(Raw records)
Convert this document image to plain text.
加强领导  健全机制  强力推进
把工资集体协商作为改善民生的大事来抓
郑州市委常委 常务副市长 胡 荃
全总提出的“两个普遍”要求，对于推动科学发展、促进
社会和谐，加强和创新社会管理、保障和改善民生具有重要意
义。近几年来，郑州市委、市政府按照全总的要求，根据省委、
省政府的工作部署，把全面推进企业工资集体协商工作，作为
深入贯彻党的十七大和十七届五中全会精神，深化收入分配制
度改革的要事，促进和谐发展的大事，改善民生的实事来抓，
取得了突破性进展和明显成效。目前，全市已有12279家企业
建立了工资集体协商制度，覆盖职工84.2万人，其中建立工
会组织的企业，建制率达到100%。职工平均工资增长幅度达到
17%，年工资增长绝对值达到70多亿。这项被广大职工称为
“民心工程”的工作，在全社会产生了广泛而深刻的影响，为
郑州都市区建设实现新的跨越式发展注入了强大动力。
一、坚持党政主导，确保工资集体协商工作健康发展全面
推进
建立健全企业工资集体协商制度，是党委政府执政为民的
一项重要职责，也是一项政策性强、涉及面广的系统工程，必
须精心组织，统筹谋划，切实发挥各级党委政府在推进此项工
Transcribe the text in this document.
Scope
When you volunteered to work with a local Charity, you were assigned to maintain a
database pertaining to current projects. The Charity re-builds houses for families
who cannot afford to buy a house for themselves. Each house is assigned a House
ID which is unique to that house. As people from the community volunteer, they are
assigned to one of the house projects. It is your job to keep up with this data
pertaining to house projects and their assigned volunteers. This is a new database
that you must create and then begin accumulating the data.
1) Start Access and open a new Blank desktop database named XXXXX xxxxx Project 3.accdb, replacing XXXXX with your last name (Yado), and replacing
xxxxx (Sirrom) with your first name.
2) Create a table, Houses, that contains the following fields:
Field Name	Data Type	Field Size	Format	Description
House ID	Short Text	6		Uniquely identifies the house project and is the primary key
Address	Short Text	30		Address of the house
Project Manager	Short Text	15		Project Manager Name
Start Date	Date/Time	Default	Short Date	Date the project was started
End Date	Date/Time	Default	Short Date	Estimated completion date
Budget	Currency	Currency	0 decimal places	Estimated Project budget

■ INSTRUCTION
Only the number is wanted: how many lines above include the word "Start"?

■ FINAL ANSWER
2